§ STATED EXERCISE
Copy out all lines with the word "tương" in them.

*** RECORD EXCERPTS ***

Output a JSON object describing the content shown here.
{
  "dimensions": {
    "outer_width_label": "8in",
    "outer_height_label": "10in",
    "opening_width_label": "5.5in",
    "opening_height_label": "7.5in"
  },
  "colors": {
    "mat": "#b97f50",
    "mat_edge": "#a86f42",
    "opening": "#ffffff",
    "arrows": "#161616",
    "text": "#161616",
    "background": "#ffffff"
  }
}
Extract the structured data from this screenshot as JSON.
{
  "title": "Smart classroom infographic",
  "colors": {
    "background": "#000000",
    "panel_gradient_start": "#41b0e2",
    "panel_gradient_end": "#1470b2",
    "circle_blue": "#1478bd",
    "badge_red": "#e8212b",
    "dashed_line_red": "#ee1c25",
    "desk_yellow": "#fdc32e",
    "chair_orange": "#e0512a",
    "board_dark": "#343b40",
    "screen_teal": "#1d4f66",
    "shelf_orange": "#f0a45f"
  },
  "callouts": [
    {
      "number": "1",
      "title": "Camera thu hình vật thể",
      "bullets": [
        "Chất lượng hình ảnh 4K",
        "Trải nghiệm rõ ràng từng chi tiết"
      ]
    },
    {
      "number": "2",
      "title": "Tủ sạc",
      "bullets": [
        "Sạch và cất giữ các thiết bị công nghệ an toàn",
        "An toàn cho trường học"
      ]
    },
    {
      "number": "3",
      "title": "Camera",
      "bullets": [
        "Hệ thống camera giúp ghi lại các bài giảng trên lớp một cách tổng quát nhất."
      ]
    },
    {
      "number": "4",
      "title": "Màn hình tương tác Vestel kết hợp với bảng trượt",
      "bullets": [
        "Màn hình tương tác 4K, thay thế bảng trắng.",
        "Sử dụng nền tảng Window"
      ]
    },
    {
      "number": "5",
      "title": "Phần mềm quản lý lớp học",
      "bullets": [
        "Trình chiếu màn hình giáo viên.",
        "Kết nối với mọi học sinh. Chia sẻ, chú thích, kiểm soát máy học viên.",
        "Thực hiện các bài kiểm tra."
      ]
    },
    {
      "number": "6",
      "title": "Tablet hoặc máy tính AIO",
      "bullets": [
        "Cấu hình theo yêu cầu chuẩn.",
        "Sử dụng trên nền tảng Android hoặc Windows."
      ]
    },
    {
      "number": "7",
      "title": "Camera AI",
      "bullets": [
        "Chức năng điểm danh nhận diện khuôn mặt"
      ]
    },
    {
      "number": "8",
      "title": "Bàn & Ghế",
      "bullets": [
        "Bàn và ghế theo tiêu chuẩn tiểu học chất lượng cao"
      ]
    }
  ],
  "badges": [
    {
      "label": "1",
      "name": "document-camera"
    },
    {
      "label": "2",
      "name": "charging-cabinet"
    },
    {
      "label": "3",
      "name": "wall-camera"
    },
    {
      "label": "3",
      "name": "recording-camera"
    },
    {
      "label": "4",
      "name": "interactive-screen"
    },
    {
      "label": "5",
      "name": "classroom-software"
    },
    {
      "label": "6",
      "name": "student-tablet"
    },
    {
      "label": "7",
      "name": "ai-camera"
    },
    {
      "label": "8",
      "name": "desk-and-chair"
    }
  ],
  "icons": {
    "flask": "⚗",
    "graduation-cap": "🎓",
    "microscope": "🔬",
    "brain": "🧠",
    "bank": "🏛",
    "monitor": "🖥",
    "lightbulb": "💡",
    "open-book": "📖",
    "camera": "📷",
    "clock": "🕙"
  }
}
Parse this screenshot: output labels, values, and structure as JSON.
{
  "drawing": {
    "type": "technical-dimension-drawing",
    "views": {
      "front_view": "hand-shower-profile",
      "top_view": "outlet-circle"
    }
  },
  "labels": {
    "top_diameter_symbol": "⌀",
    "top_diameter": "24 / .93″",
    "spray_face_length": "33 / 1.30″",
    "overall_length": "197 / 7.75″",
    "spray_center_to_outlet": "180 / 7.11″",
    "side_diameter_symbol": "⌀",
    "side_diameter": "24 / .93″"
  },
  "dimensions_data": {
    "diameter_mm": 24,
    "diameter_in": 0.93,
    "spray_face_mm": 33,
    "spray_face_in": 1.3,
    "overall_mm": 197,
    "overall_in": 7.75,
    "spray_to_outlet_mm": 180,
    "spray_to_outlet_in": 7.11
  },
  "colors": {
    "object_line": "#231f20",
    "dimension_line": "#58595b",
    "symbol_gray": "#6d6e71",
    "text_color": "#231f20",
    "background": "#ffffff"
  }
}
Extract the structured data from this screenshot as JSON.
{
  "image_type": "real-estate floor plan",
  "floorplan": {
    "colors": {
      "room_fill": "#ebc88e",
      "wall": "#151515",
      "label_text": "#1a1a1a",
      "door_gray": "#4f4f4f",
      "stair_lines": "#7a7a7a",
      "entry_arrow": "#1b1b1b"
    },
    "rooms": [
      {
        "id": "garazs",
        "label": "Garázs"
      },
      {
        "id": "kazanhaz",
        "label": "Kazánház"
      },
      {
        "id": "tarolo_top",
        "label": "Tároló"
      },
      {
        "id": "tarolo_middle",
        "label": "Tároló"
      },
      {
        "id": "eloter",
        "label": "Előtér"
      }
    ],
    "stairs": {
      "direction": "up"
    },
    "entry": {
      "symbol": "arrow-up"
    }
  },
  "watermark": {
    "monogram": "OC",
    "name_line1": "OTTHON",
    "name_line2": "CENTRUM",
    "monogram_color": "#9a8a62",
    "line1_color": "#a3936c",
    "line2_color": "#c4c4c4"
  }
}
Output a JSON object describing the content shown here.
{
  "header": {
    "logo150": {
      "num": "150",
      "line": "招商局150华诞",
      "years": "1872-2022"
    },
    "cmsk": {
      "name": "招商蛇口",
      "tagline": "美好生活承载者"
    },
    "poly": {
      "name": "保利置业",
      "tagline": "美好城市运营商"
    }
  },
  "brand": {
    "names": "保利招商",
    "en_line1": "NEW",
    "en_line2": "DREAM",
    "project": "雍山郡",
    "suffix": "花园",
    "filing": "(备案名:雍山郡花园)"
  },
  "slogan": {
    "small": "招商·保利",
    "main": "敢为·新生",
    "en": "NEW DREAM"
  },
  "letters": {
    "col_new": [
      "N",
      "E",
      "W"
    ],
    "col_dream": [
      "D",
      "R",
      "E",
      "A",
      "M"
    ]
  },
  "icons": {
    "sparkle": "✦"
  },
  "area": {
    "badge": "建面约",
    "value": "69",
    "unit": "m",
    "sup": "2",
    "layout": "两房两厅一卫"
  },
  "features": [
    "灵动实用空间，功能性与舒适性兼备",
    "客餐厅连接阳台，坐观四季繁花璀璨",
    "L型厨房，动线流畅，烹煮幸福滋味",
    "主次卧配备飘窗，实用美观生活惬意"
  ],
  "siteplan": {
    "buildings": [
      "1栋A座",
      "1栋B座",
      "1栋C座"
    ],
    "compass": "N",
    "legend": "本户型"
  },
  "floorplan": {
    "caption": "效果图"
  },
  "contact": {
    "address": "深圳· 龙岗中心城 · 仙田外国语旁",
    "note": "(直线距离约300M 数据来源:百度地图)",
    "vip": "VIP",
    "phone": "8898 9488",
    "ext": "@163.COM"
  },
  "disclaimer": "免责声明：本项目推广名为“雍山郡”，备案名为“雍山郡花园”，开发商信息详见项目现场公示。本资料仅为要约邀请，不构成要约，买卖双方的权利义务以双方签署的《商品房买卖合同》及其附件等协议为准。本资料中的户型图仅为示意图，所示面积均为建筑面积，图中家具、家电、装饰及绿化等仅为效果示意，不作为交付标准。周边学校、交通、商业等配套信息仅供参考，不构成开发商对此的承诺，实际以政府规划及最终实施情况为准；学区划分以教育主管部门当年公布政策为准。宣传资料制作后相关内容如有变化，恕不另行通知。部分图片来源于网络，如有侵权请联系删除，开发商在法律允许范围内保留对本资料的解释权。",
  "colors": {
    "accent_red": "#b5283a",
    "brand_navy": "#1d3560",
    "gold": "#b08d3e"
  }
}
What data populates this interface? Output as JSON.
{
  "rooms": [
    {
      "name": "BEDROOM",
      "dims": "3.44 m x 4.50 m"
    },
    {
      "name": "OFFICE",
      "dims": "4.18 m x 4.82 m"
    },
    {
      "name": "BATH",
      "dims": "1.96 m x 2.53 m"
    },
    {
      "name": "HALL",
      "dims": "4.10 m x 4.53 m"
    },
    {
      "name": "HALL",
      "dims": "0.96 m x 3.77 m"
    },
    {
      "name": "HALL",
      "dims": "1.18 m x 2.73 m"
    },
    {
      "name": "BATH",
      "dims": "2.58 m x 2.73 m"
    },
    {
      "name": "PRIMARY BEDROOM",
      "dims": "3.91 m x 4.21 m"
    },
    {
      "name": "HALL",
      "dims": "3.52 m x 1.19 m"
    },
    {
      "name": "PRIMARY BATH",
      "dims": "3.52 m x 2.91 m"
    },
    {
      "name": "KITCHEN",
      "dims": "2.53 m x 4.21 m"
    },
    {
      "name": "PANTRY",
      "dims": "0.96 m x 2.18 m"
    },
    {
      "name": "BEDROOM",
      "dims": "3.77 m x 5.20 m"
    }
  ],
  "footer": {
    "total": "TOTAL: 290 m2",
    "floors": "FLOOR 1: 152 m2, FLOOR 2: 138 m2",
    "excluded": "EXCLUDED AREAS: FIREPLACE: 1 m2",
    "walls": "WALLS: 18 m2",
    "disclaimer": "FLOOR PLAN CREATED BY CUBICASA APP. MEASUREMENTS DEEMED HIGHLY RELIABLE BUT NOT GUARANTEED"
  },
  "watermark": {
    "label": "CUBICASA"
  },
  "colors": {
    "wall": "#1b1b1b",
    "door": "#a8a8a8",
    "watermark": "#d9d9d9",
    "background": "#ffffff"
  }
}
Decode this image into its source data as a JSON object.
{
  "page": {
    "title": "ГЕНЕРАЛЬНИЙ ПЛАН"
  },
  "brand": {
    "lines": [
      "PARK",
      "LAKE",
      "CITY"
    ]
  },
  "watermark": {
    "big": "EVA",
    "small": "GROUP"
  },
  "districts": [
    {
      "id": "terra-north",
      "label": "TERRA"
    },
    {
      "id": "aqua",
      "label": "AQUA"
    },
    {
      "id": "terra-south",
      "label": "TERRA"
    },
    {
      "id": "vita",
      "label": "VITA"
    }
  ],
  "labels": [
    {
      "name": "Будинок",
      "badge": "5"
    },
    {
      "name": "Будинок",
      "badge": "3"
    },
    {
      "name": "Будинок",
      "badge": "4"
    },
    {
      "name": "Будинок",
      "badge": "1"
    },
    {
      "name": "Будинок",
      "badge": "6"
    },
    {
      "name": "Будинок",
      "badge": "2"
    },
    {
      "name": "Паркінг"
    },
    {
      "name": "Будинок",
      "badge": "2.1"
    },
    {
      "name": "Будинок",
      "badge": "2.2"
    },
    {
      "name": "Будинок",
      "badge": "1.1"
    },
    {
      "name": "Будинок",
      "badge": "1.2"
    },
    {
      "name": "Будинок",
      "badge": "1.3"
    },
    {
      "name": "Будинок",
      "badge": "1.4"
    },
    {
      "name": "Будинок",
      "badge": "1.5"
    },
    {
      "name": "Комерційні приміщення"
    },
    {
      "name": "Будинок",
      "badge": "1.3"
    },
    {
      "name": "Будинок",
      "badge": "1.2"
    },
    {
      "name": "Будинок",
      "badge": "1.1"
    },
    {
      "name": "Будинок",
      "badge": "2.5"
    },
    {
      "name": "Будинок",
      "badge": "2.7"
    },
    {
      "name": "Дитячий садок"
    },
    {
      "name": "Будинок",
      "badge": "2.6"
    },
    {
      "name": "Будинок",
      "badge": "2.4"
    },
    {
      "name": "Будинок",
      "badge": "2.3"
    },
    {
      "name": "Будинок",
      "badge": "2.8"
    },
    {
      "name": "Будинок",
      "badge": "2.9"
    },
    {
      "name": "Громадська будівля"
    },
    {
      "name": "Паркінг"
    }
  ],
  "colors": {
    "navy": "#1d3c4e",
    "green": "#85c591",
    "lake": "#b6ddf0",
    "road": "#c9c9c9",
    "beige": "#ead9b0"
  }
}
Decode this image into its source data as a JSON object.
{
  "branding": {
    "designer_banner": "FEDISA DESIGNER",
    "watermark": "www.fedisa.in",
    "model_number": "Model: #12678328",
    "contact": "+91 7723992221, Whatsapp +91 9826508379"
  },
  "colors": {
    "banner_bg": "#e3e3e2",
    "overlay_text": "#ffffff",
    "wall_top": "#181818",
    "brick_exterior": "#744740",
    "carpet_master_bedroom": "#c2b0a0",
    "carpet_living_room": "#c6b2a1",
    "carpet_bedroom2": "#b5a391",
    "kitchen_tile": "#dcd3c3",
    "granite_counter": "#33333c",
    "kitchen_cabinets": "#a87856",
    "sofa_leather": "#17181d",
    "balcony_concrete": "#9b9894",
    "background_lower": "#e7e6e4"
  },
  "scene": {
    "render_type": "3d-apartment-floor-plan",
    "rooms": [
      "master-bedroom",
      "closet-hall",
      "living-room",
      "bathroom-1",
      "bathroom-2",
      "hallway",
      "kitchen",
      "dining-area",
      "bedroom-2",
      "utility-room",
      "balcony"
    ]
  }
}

***

§ SOLUTION TO THE PROBLEM
      "title": "Màn hình tương tác Vestel kết hợp với bảng trượt",
        "Màn hình tương tác 4K, thay thế bảng trắng.",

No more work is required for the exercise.